• Short exercise
Repeat each record below exactly, dropping the pictures.

::: Rows :::

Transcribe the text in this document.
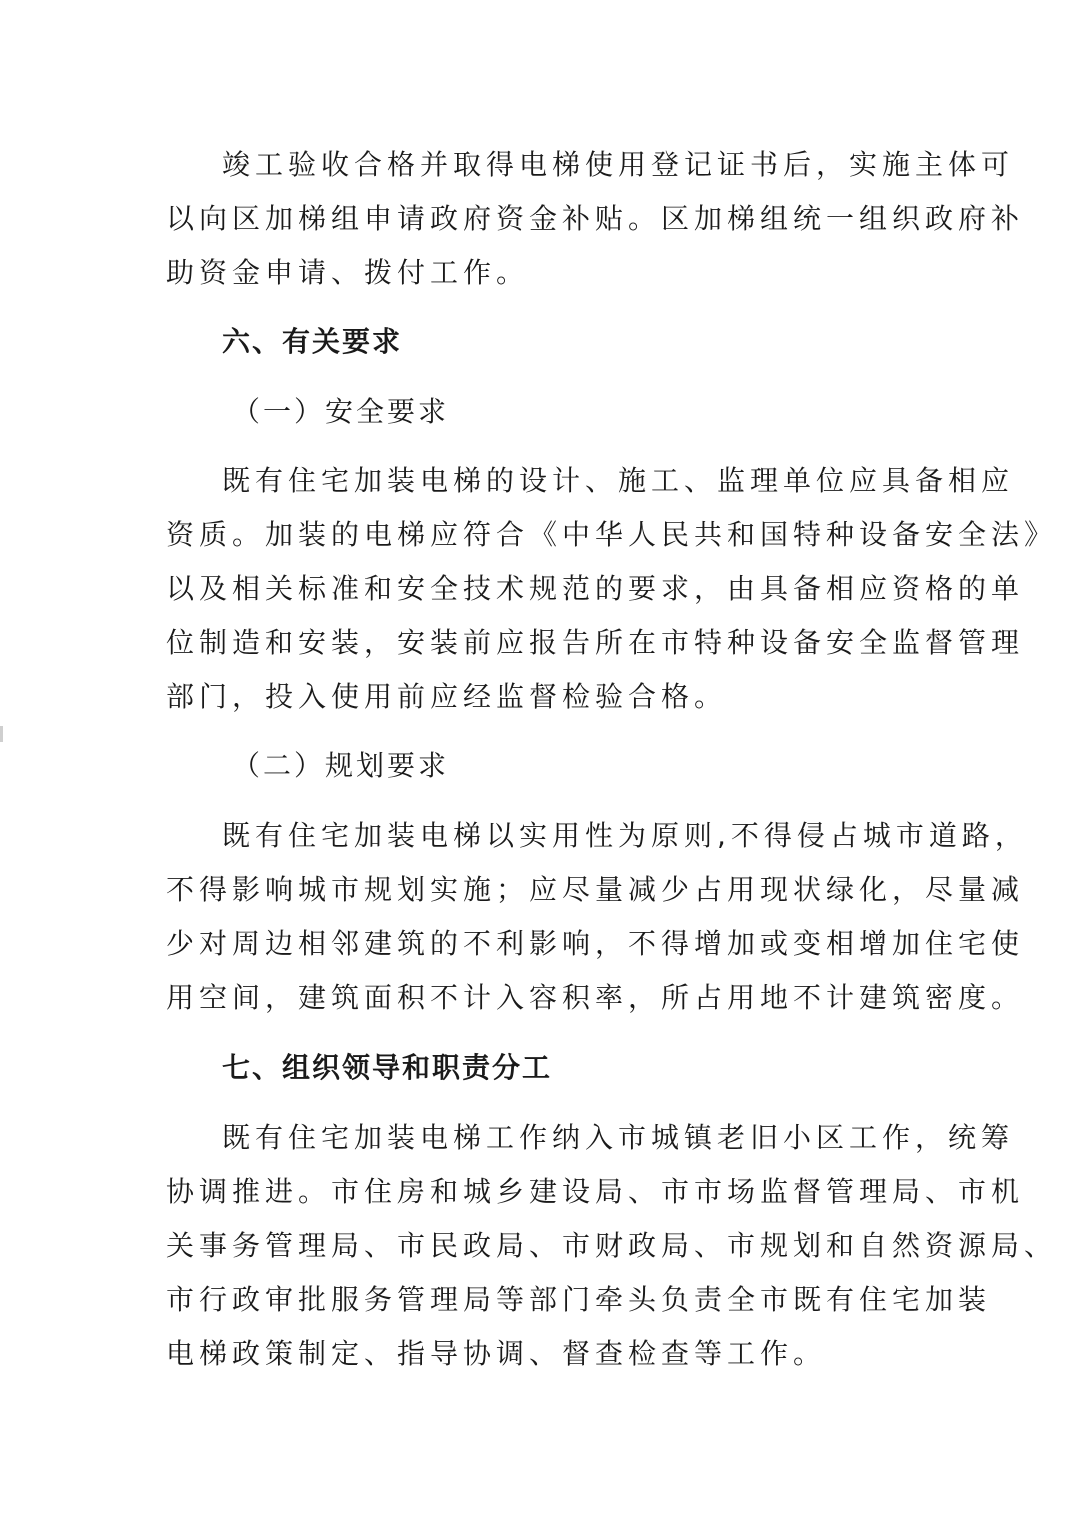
竣工验收合格并取得电梯使用登记证书后，实施主体可
以向区加梯组申请政府资金补贴。区加梯组统一组织政府补
助资金申请、拨付工作。
六、有关要求
（一）安全要求
既有住宅加装电梯的设计、施工、监理单位应具备相应
资质。加装的电梯应符合《中华人民共和国特种设备安全法》
以及相关标准和安全技术规范的要求，由具备相应资格的单
位制造和安装，安装前应报告所在市特种设备安全监督管理
部门，投入使用前应经监督检验合格。
（二）规划要求
既有住宅加装电梯以实用性为原则,不得侵占城市道路，
不得影响城市规划实施；应尽量减少占用现状绿化，尽量减
少对周边相邻建筑的不利影响，不得增加或变相增加住宅使
用空间，建筑面积不计入容积率，所占用地不计建筑密度。
七、组织领导和职责分工
既有住宅加装电梯工作纳入市城镇老旧小区工作，统筹
协调推进。市住房和城乡建设局、市市场监督管理局、市机
关事务管理局、市民政局、市财政局、市规划和自然资源局、
市行政审批服务管理局等部门牵头负责全市既有住宅加装
电梯政策制定、指导协调、督查检查等工作。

:::

• Problem solution
Transcribe the text in this document.
竣工验收合格并取得电梯使用登记证书后，实施主体可
以向区加梯组申请政府资金补贴。区加梯组统一组织政府补
助资金申请、拨付工作。
六、有关要求
（一）安全要求
既有住宅加装电梯的设计、施工、监理单位应具备相应
资质。加装的电梯应符合《中华人民共和国特种设备安全法》
以及相关标准和安全技术规范的要求，由具备相应资格的单
位制造和安装，安装前应报告所在市特种设备安全监督管理
部门，投入使用前应经监督检验合格。
（二）规划要求
既有住宅加装电梯以实用性为原则,不得侵占城市道路，
不得影响城市规划实施；应尽量减少占用现状绿化，尽量减
少对周边相邻建筑的不利影响，不得增加或变相增加住宅使
用空间，建筑面积不计入容积率，所占用地不计建筑密度。
七、组织领导和职责分工
既有住宅加装电梯工作纳入市城镇老旧小区工作，统筹
协调推进。市住房和城乡建设局、市市场监督管理局、市机
关事务管理局、市民政局、市财政局、市规划和自然资源局、
市行政审批服务管理局等部门牵头负责全市既有住宅加装
电梯政策制定、指导协调、督查检查等工作。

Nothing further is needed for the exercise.